◆ **Directions for this task**: Copy out each line of the material below that holds the string "flux".

◆ **Dataset**:
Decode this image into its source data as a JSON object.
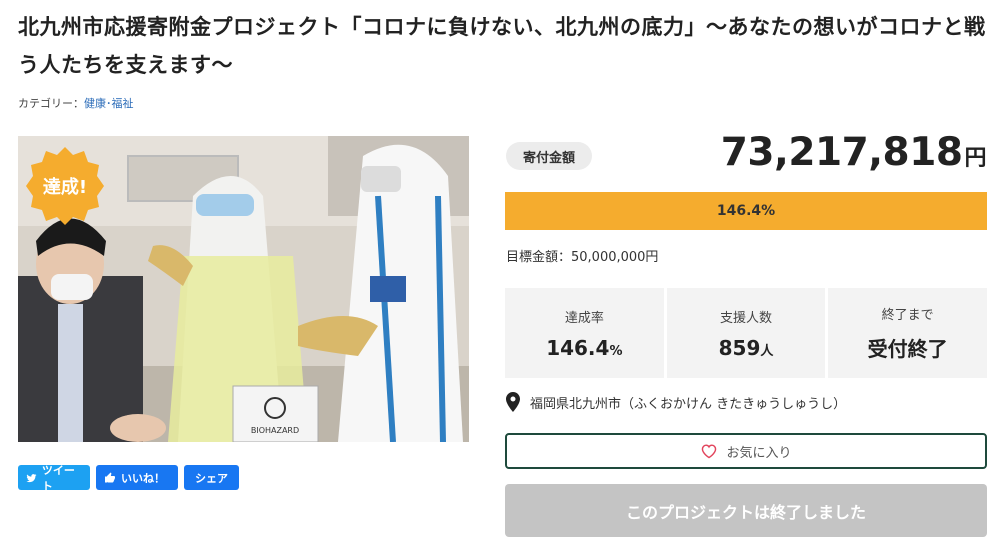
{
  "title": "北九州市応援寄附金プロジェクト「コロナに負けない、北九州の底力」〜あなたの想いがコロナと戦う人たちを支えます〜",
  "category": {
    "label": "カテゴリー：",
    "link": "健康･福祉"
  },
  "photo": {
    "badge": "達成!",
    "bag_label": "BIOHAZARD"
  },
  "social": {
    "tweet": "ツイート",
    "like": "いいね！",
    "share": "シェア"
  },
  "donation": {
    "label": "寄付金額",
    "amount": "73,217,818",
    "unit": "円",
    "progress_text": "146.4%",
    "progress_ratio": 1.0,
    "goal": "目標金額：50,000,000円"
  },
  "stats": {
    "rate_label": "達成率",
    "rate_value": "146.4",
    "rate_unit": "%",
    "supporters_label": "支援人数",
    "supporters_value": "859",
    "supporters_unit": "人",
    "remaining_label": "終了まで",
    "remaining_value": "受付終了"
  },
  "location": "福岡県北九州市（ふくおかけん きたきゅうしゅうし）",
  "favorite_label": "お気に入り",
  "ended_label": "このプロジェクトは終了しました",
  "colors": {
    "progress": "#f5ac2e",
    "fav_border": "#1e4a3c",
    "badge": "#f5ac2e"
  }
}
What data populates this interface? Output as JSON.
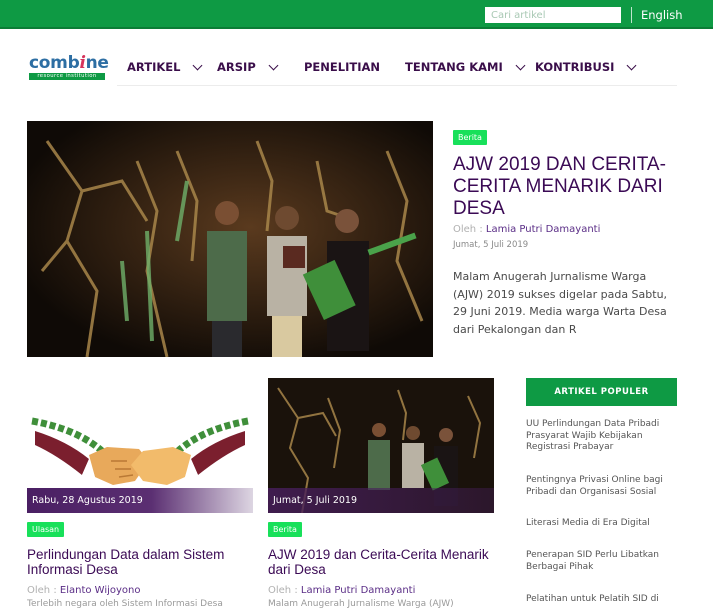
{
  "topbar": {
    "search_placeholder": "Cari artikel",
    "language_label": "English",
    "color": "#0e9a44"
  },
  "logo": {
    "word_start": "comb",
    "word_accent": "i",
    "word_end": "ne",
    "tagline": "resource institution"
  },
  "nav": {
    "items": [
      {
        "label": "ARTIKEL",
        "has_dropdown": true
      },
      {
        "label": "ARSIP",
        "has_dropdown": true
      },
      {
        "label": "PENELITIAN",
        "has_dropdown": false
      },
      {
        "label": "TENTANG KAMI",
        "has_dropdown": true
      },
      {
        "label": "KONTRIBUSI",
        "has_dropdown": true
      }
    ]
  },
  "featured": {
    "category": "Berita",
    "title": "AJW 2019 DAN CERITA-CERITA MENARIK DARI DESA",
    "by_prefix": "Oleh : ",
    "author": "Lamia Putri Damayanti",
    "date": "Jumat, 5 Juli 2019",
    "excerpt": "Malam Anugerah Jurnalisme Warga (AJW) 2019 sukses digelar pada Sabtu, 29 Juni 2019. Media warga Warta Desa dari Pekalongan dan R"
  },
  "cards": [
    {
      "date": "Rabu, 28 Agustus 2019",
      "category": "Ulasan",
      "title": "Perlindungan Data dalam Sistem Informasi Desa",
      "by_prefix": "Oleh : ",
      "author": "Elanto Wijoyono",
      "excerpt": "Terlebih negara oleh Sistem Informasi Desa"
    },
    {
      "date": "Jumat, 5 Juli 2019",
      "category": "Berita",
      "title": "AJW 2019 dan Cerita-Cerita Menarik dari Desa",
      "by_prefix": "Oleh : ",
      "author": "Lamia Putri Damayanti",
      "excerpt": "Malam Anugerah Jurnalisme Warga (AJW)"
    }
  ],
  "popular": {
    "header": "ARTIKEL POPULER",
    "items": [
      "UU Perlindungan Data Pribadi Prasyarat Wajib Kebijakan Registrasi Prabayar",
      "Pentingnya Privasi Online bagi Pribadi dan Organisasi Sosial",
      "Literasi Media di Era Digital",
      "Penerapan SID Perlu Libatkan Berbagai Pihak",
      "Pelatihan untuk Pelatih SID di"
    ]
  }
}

...

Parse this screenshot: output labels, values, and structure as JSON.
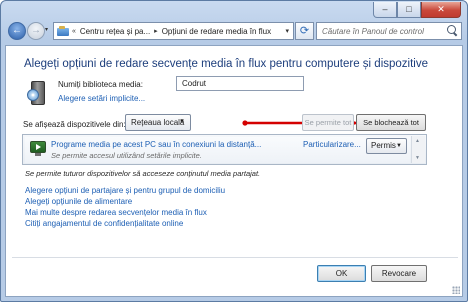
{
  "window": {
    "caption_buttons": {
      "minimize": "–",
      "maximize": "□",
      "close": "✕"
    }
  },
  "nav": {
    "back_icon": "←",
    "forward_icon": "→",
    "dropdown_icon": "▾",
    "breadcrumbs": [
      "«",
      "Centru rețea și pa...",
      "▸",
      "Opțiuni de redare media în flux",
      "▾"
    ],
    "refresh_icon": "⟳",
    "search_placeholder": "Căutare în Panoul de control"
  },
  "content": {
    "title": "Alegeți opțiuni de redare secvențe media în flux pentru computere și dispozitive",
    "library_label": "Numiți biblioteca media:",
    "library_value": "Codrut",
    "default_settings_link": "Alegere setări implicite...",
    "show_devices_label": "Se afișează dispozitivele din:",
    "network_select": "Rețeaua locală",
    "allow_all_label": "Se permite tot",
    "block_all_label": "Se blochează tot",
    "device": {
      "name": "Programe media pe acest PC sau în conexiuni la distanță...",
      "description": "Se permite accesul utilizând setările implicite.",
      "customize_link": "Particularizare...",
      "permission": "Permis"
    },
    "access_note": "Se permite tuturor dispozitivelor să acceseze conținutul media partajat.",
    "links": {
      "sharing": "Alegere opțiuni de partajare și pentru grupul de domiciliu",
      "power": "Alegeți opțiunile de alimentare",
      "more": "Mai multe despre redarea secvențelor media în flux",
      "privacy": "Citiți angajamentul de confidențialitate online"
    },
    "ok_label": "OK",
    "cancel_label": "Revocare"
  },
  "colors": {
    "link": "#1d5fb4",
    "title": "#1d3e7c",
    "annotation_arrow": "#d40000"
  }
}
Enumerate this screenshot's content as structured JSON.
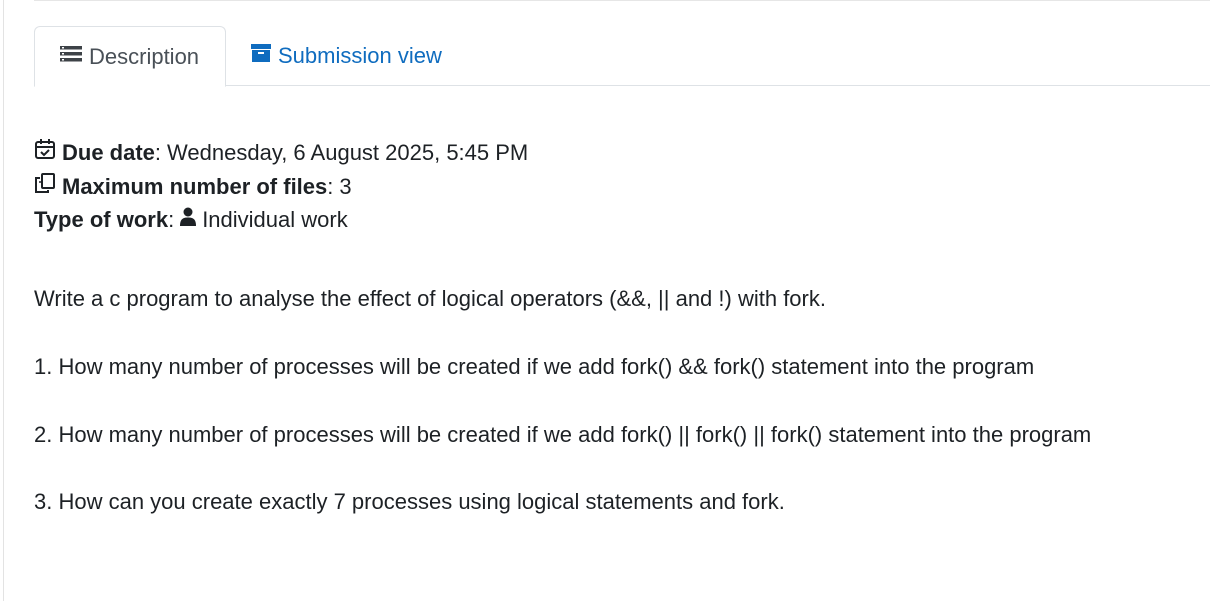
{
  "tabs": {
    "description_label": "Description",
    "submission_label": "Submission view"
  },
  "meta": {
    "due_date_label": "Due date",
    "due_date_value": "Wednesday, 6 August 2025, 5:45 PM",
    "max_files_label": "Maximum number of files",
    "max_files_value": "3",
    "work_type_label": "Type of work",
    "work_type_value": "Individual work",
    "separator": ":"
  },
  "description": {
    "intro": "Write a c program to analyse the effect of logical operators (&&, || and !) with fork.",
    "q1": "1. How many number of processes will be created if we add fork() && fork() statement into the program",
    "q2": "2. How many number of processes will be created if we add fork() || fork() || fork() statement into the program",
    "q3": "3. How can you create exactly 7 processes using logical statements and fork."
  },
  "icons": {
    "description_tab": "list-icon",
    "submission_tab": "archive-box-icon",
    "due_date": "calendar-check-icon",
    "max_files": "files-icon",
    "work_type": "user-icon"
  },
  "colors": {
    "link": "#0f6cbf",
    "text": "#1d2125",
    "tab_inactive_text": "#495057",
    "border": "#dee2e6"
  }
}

---

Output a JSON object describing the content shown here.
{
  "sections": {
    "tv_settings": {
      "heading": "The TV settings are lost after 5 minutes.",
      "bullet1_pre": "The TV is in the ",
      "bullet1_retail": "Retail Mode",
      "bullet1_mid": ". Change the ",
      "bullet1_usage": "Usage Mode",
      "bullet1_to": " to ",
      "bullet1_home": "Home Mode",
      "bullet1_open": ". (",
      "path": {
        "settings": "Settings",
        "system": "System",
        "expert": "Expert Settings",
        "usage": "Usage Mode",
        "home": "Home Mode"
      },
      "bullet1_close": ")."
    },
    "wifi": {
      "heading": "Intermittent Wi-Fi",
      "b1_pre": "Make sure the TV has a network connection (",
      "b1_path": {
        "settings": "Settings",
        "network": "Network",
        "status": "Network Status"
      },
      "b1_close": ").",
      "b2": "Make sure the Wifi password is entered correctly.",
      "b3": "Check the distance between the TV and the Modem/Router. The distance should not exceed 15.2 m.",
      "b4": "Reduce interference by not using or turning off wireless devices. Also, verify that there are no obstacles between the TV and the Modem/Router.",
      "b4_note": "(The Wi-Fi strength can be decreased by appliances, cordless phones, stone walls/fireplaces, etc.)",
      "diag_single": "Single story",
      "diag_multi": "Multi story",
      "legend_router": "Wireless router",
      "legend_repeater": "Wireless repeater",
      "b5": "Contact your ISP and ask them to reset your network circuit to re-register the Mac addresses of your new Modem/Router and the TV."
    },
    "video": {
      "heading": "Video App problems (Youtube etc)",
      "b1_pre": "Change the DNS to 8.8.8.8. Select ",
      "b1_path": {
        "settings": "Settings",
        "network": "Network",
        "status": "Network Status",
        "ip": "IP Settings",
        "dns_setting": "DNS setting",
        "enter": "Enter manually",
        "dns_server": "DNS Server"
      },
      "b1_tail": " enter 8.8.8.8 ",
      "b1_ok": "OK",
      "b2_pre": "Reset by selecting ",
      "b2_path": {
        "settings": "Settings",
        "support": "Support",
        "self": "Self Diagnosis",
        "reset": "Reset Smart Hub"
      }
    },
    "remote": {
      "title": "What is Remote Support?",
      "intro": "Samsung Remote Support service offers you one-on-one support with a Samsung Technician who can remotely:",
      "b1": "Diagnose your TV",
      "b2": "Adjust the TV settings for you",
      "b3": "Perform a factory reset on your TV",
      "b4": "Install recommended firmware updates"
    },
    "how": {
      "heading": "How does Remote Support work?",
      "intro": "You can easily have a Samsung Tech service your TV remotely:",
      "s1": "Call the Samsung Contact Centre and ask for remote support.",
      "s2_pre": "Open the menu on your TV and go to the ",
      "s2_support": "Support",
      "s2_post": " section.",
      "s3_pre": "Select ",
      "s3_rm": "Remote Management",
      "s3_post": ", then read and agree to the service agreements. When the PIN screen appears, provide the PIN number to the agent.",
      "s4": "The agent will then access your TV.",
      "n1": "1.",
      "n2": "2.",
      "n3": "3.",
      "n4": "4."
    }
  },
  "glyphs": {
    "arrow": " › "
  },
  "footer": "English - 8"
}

◆ **Output of the task**:
      "Opțiuni de redare media în flux",
    "title": "Alegeți opțiuni de redare secvențe media în flux pentru computere și dispozitive",
      "more": "Mai multe despre redarea secvențelor media în flux",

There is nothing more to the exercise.